> **PROBLEM TO WORK ON**: Across the entries below, how many lines contain the string "with"? Give only the count.

(Records from a data collection)
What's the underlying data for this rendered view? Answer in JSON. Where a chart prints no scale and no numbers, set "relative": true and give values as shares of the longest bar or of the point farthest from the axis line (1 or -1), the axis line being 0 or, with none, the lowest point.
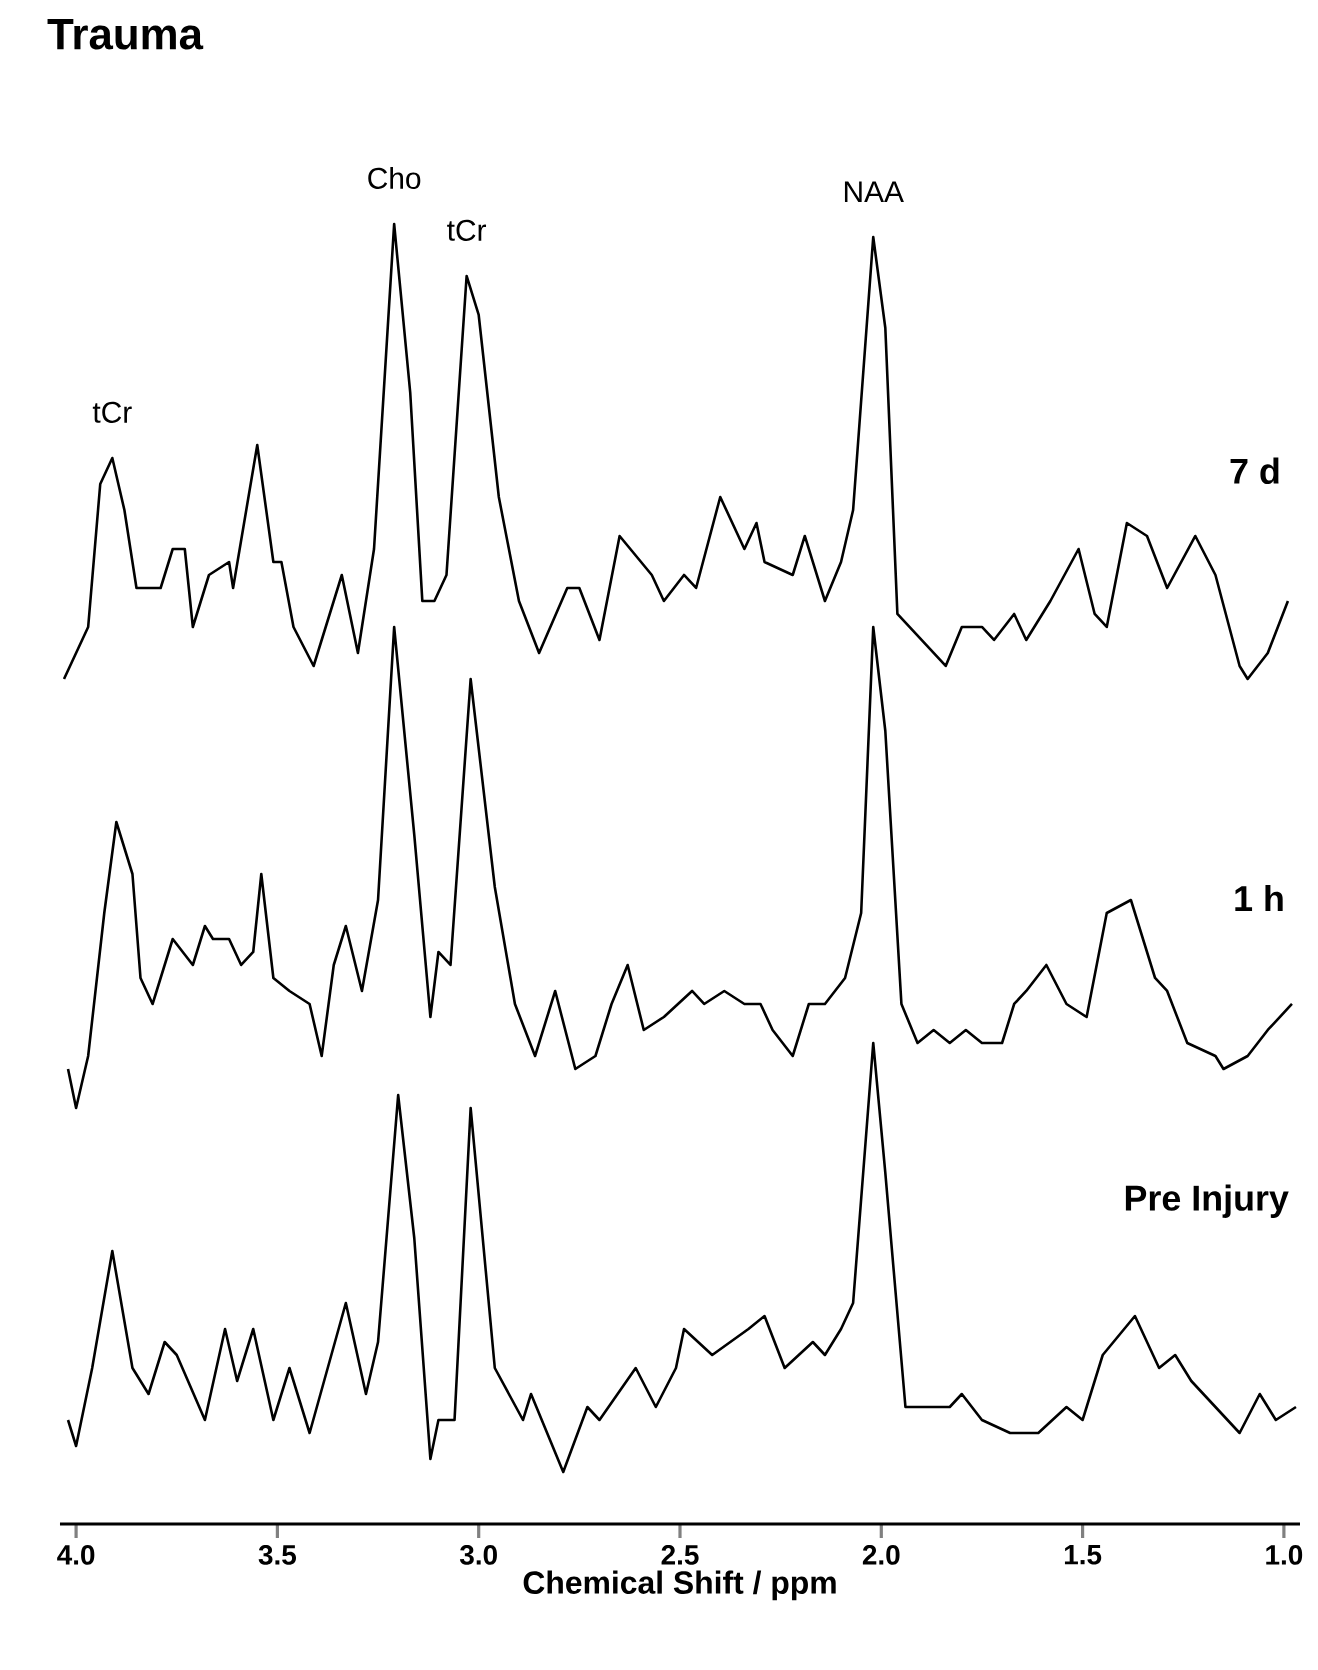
{
  "chart_data": {
    "type": "line",
    "title": "Trauma",
    "xlabel": "Chemical Shift / ppm",
    "relative": true,
    "xlim": [
      4.04,
      0.96
    ],
    "xticks": [
      {
        "value": 4.0,
        "label": "4.0"
      },
      {
        "value": 3.5,
        "label": "3.5"
      },
      {
        "value": 3.0,
        "label": "3.0"
      },
      {
        "value": 2.5,
        "label": "2.5"
      },
      {
        "value": 2.0,
        "label": "2.0"
      },
      {
        "value": 1.5,
        "label": "1.5"
      },
      {
        "value": 1.0,
        "label": "1.0"
      }
    ],
    "annotations": [
      {
        "text": "tCr",
        "x": 3.91,
        "y": 0.82
      },
      {
        "text": "Cho",
        "x": 3.21,
        "y": 1.0
      },
      {
        "text": "tCr",
        "x": 3.03,
        "y": 0.96
      },
      {
        "text": "NAA",
        "x": 2.02,
        "y": 0.99
      }
    ],
    "series": [
      {
        "name": "7 d",
        "color": "#000000",
        "x": [
          4.03,
          3.97,
          3.94,
          3.91,
          3.88,
          3.85,
          3.79,
          3.76,
          3.73,
          3.71,
          3.67,
          3.62,
          3.61,
          3.55,
          3.51,
          3.49,
          3.46,
          3.41,
          3.34,
          3.3,
          3.26,
          3.21,
          3.17,
          3.14,
          3.11,
          3.08,
          3.03,
          3.0,
          2.95,
          2.9,
          2.85,
          2.78,
          2.75,
          2.7,
          2.65,
          2.57,
          2.54,
          2.49,
          2.46,
          2.4,
          2.34,
          2.31,
          2.29,
          2.22,
          2.19,
          2.14,
          2.1,
          2.07,
          2.02,
          1.99,
          1.96,
          1.9,
          1.84,
          1.8,
          1.75,
          1.72,
          1.67,
          1.64,
          1.58,
          1.51,
          1.47,
          1.44,
          1.39,
          1.34,
          1.29,
          1.22,
          1.17,
          1.11,
          1.09,
          1.04,
          0.99
        ],
        "values": [
          0.65,
          0.69,
          0.8,
          0.82,
          0.78,
          0.72,
          0.72,
          0.75,
          0.75,
          0.69,
          0.73,
          0.74,
          0.72,
          0.83,
          0.74,
          0.74,
          0.69,
          0.66,
          0.73,
          0.67,
          0.75,
          1.0,
          0.87,
          0.71,
          0.71,
          0.73,
          0.96,
          0.93,
          0.79,
          0.71,
          0.67,
          0.72,
          0.72,
          0.68,
          0.76,
          0.73,
          0.71,
          0.73,
          0.72,
          0.79,
          0.75,
          0.77,
          0.74,
          0.73,
          0.76,
          0.71,
          0.74,
          0.78,
          0.99,
          0.92,
          0.7,
          0.68,
          0.66,
          0.69,
          0.69,
          0.68,
          0.7,
          0.68,
          0.71,
          0.75,
          0.7,
          0.69,
          0.77,
          0.76,
          0.72,
          0.76,
          0.73,
          0.66,
          0.65,
          0.67,
          0.71
        ]
      },
      {
        "name": "1 h",
        "color": "#000000",
        "x": [
          4.02,
          4.0,
          3.97,
          3.93,
          3.9,
          3.86,
          3.84,
          3.81,
          3.76,
          3.71,
          3.68,
          3.66,
          3.62,
          3.59,
          3.56,
          3.54,
          3.51,
          3.47,
          3.42,
          3.39,
          3.36,
          3.33,
          3.29,
          3.25,
          3.21,
          3.16,
          3.12,
          3.1,
          3.07,
          3.02,
          2.96,
          2.91,
          2.86,
          2.81,
          2.76,
          2.71,
          2.67,
          2.63,
          2.59,
          2.54,
          2.47,
          2.44,
          2.39,
          2.34,
          2.3,
          2.27,
          2.22,
          2.18,
          2.14,
          2.09,
          2.05,
          2.02,
          1.99,
          1.95,
          1.91,
          1.87,
          1.83,
          1.79,
          1.75,
          1.7,
          1.67,
          1.64,
          1.59,
          1.54,
          1.49,
          1.44,
          1.38,
          1.32,
          1.29,
          1.24,
          1.17,
          1.15,
          1.09,
          1.04,
          0.98
        ],
        "values": [
          0.35,
          0.32,
          0.36,
          0.47,
          0.54,
          0.5,
          0.42,
          0.4,
          0.45,
          0.43,
          0.46,
          0.45,
          0.45,
          0.43,
          0.44,
          0.5,
          0.42,
          0.41,
          0.4,
          0.36,
          0.43,
          0.46,
          0.41,
          0.48,
          0.69,
          0.53,
          0.39,
          0.44,
          0.43,
          0.65,
          0.49,
          0.4,
          0.36,
          0.41,
          0.35,
          0.36,
          0.4,
          0.43,
          0.38,
          0.39,
          0.41,
          0.4,
          0.41,
          0.4,
          0.4,
          0.38,
          0.36,
          0.4,
          0.4,
          0.42,
          0.47,
          0.69,
          0.61,
          0.4,
          0.37,
          0.38,
          0.37,
          0.38,
          0.37,
          0.37,
          0.4,
          0.41,
          0.43,
          0.4,
          0.39,
          0.47,
          0.48,
          0.42,
          0.41,
          0.37,
          0.36,
          0.35,
          0.36,
          0.38,
          0.4
        ]
      },
      {
        "name": "Pre Injury",
        "color": "#000000",
        "x": [
          4.02,
          4.0,
          3.96,
          3.91,
          3.86,
          3.82,
          3.78,
          3.75,
          3.68,
          3.63,
          3.6,
          3.56,
          3.51,
          3.47,
          3.42,
          3.33,
          3.28,
          3.25,
          3.2,
          3.16,
          3.12,
          3.1,
          3.06,
          3.02,
          2.96,
          2.89,
          2.87,
          2.79,
          2.73,
          2.7,
          2.61,
          2.56,
          2.51,
          2.49,
          2.42,
          2.33,
          2.29,
          2.24,
          2.17,
          2.14,
          2.1,
          2.07,
          2.02,
          1.99,
          1.94,
          1.89,
          1.83,
          1.8,
          1.75,
          1.68,
          1.61,
          1.54,
          1.5,
          1.45,
          1.37,
          1.31,
          1.27,
          1.23,
          1.14,
          1.11,
          1.06,
          1.02,
          0.97
        ],
        "values": [
          0.08,
          0.06,
          0.12,
          0.21,
          0.12,
          0.1,
          0.14,
          0.13,
          0.08,
          0.15,
          0.11,
          0.15,
          0.08,
          0.12,
          0.07,
          0.17,
          0.1,
          0.14,
          0.33,
          0.22,
          0.05,
          0.08,
          0.08,
          0.32,
          0.12,
          0.08,
          0.1,
          0.04,
          0.09,
          0.08,
          0.12,
          0.09,
          0.12,
          0.15,
          0.13,
          0.15,
          0.16,
          0.12,
          0.14,
          0.13,
          0.15,
          0.17,
          0.37,
          0.27,
          0.09,
          0.09,
          0.09,
          0.1,
          0.08,
          0.07,
          0.07,
          0.09,
          0.08,
          0.13,
          0.16,
          0.12,
          0.13,
          0.11,
          0.08,
          0.07,
          0.1,
          0.08,
          0.09
        ]
      }
    ]
  }
}
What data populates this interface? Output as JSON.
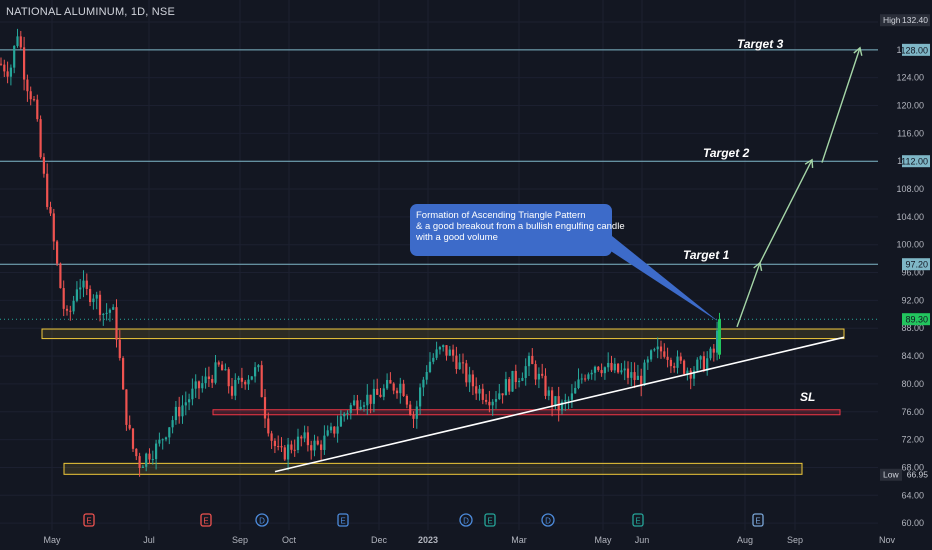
{
  "header": {
    "title": "NATIONAL ALUMINUM, 1D, NSE"
  },
  "annotation": {
    "lines": [
      "Formation of Ascending Triangle Pattern",
      "& a good breakout from a bullish engulfing candle",
      "with a good volume"
    ]
  },
  "targets": [
    {
      "label": "Target 3",
      "price": 128.0,
      "price_label": "128.00"
    },
    {
      "label": "Target 2",
      "price": 112.0,
      "price_label": "112.00"
    },
    {
      "label": "Target 1",
      "price": 97.2,
      "price_label": "97.20"
    }
  ],
  "stop_loss": {
    "label": "SL",
    "price": 76.0
  },
  "current_price": {
    "value": 89.3,
    "label": "89.30"
  },
  "high": {
    "label": "High",
    "value": "132.40"
  },
  "low": {
    "label": "Low",
    "value": "66.95"
  },
  "colors": {
    "background": "#131722",
    "up": "#26a69a",
    "up_bright": "#22c55e",
    "down": "#ef5350",
    "target_line": "#7fb7c7",
    "zone_yellow": "#f0c93a",
    "zone_red": "#f23645",
    "trendline": "#ffffff",
    "arrow": "#a5d6a7",
    "callout": "#3d6bc9"
  },
  "chart_data": {
    "type": "candlestick",
    "title": "NATIONAL ALUMINUM, 1D, NSE",
    "ylim": [
      60,
      132.4
    ],
    "yticks": [
      60,
      64,
      68,
      72,
      76,
      80,
      84,
      88,
      92,
      96,
      100,
      104,
      108,
      112,
      116,
      120,
      124,
      128,
      132
    ],
    "ytick_labels": [
      "60.00",
      "64.00",
      "68.00",
      "72.00",
      "76.00",
      "80.00",
      "84.00",
      "88.00",
      "92.00",
      "96.00",
      "100.00",
      "104.00",
      "108.00",
      "112.00",
      "116.00",
      "120.00",
      "124.00",
      "128.00",
      "132.00"
    ],
    "x_labels": [
      "May",
      "Jul",
      "Sep",
      "Oct",
      "Dec",
      "2023",
      "Mar",
      "May",
      "Jun",
      "Aug",
      "Sep",
      "Nov"
    ],
    "price_path": [
      [
        0,
        126
      ],
      [
        10,
        125
      ],
      [
        18,
        131
      ],
      [
        25,
        124
      ],
      [
        35,
        120
      ],
      [
        40,
        113
      ],
      [
        50,
        104
      ],
      [
        58,
        96
      ],
      [
        66,
        89
      ],
      [
        72,
        91
      ],
      [
        78,
        95
      ],
      [
        86,
        93
      ],
      [
        94,
        93
      ],
      [
        104,
        90
      ],
      [
        112,
        91
      ],
      [
        118,
        86
      ],
      [
        124,
        77
      ],
      [
        132,
        71
      ],
      [
        140,
        68.5
      ],
      [
        148,
        70
      ],
      [
        158,
        71
      ],
      [
        168,
        74
      ],
      [
        180,
        76.5
      ],
      [
        195,
        79
      ],
      [
        210,
        81
      ],
      [
        220,
        82.5
      ],
      [
        232,
        79
      ],
      [
        245,
        81
      ],
      [
        258,
        82
      ],
      [
        265,
        76
      ],
      [
        272,
        72
      ],
      [
        280,
        69.5
      ],
      [
        290,
        71
      ],
      [
        302,
        72
      ],
      [
        318,
        71
      ],
      [
        332,
        73
      ],
      [
        345,
        76
      ],
      [
        360,
        78
      ],
      [
        375,
        78
      ],
      [
        388,
        79.5
      ],
      [
        402,
        80
      ],
      [
        414,
        75
      ],
      [
        420,
        79
      ],
      [
        428,
        83
      ],
      [
        442,
        85
      ],
      [
        454,
        84
      ],
      [
        468,
        80.5
      ],
      [
        480,
        79
      ],
      [
        492,
        78
      ],
      [
        504,
        79.5
      ],
      [
        516,
        81
      ],
      [
        530,
        83
      ],
      [
        542,
        80
      ],
      [
        552,
        77.5
      ],
      [
        560,
        76.5
      ],
      [
        572,
        78
      ],
      [
        584,
        81.5
      ],
      [
        596,
        83
      ],
      [
        610,
        82
      ],
      [
        624,
        81.5
      ],
      [
        640,
        80.5
      ],
      [
        652,
        84
      ],
      [
        664,
        85
      ],
      [
        676,
        83
      ],
      [
        690,
        82
      ],
      [
        704,
        83
      ],
      [
        714,
        84.5
      ],
      [
        720,
        89.3
      ]
    ],
    "targets": [
      97.2,
      112.0,
      128.0
    ],
    "stop_loss": 76.0,
    "resistance_zone": [
      86.8,
      87.6
    ],
    "support_zone": [
      67.3,
      68.3
    ],
    "trendline": {
      "from": {
        "x_label": "Oct",
        "price": 67.4
      },
      "to_price": 86.7
    },
    "event_markers": [
      {
        "x_label": "Jul",
        "letter": "E",
        "color": "#ef5350"
      },
      {
        "x_label": "Sep",
        "letter": "E",
        "color": "#ef5350"
      },
      {
        "x_label": "Sep",
        "letter": "D",
        "color": "#4d8bdb"
      },
      {
        "x_label": "Oct",
        "letter": "E",
        "color": "#4d8bdb"
      },
      {
        "x_label": "Dec",
        "letter": "E",
        "color": "#4d8bdb"
      },
      {
        "x_label": "2023",
        "letter": "D",
        "color": "#4d8bdb"
      },
      {
        "x_label": "2023",
        "letter": "E",
        "color": "#26a69a"
      },
      {
        "x_label": "Mar",
        "letter": "D",
        "color": "#4d8bdb"
      },
      {
        "x_label": "Jun",
        "letter": "E",
        "color": "#26a69a"
      },
      {
        "x_label": "Aug",
        "letter": "E",
        "color": "#7ba7d9"
      }
    ]
  }
}
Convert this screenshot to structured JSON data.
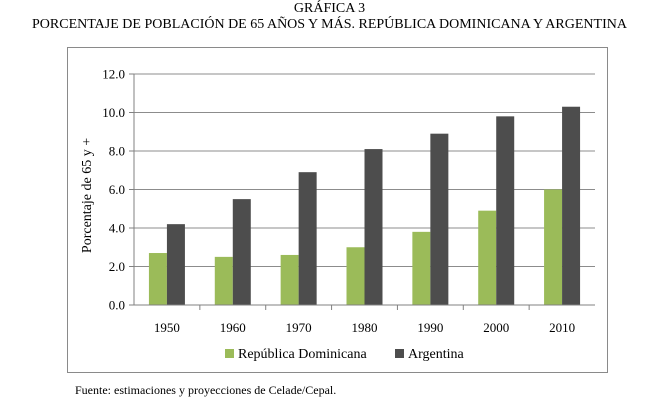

> **SOLVED EXERCISE**: 2